* BEGIN RECORDS SUPPLIED *

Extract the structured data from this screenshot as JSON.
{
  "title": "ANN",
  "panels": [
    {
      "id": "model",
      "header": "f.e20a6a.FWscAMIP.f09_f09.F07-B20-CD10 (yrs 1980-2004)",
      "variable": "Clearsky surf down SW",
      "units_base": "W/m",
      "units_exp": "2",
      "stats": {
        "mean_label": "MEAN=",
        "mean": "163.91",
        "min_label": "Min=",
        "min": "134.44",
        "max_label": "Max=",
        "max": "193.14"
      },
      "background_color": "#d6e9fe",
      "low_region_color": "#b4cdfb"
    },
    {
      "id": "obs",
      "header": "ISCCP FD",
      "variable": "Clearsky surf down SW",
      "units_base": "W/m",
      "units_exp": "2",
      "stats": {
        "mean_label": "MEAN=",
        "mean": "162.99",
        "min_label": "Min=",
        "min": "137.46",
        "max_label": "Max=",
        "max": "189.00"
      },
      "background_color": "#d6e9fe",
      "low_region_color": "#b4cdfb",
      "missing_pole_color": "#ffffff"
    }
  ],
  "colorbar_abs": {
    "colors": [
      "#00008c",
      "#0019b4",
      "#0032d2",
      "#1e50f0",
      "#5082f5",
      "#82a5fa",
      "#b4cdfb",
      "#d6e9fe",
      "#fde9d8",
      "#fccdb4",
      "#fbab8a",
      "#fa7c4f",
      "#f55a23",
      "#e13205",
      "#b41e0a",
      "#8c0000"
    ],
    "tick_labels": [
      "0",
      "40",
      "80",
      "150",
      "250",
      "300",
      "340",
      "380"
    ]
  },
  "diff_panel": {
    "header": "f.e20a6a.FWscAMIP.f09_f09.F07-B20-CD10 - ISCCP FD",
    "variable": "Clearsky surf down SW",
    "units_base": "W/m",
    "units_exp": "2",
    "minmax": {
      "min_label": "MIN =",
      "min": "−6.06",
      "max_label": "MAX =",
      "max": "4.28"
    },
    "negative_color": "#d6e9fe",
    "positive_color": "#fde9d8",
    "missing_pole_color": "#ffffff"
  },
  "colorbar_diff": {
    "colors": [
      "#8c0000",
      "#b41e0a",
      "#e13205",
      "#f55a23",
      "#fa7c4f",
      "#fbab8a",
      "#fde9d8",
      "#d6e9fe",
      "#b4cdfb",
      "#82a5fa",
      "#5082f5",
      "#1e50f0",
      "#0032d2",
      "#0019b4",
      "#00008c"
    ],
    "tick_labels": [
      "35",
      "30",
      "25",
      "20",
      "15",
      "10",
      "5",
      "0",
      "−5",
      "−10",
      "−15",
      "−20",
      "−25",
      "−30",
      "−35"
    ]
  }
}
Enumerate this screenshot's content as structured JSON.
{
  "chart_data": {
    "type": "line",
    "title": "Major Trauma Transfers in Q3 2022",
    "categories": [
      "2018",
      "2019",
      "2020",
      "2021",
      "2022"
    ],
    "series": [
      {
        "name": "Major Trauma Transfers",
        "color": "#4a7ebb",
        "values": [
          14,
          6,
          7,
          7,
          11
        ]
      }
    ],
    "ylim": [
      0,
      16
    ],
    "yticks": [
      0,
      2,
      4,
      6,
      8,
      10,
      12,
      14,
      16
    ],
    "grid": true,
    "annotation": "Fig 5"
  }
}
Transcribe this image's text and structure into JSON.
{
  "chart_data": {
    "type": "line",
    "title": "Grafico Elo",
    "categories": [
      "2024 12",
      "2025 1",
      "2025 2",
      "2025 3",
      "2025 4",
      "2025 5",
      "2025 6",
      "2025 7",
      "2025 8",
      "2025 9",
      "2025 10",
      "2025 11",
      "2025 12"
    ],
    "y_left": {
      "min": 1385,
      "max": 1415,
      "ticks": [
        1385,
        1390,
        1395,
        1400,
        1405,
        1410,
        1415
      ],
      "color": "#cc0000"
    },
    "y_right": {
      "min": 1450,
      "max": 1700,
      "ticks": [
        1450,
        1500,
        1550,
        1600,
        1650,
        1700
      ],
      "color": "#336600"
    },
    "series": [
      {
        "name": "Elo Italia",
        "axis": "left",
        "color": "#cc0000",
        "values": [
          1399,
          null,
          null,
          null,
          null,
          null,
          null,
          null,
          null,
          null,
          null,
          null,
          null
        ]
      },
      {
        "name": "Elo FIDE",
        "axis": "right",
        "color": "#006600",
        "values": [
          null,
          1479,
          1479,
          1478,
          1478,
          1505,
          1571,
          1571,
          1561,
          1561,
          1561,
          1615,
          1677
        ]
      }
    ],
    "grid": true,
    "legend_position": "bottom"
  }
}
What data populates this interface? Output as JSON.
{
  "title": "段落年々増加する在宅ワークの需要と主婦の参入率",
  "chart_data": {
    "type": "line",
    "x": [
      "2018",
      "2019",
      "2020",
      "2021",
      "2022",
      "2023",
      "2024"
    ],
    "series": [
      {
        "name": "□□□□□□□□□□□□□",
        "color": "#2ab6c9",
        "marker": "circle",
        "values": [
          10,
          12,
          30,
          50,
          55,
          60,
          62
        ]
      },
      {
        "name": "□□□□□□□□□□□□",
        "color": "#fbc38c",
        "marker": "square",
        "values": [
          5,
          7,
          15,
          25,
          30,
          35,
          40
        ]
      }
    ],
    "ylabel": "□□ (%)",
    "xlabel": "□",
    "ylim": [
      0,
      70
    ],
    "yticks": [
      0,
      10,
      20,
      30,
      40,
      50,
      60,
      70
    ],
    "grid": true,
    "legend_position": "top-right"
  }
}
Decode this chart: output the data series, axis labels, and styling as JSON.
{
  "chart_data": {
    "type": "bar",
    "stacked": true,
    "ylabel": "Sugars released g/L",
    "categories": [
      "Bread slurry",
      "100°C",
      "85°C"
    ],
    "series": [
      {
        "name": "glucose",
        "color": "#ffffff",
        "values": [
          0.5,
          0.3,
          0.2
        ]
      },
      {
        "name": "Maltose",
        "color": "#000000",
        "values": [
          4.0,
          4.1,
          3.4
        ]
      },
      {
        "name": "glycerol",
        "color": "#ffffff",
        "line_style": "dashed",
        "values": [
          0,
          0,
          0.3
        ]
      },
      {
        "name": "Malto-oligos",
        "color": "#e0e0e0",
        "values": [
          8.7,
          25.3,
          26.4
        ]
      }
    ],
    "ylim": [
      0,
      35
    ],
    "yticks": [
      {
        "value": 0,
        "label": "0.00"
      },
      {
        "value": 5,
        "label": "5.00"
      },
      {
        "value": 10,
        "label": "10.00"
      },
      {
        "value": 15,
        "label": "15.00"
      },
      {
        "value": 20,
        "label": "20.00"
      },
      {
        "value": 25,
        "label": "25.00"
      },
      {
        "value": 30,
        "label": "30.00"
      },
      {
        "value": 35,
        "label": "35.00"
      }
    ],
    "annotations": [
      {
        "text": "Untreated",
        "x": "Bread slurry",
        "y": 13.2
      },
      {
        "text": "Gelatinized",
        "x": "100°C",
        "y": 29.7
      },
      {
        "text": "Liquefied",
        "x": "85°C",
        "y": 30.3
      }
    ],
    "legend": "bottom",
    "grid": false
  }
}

* END RECORDS SUPPLIED *

### TO DO
How many lines of these entries contain "Transfers"? Answer with the number and nothing else.

### ANSWER FOR THIS EXERCISE
2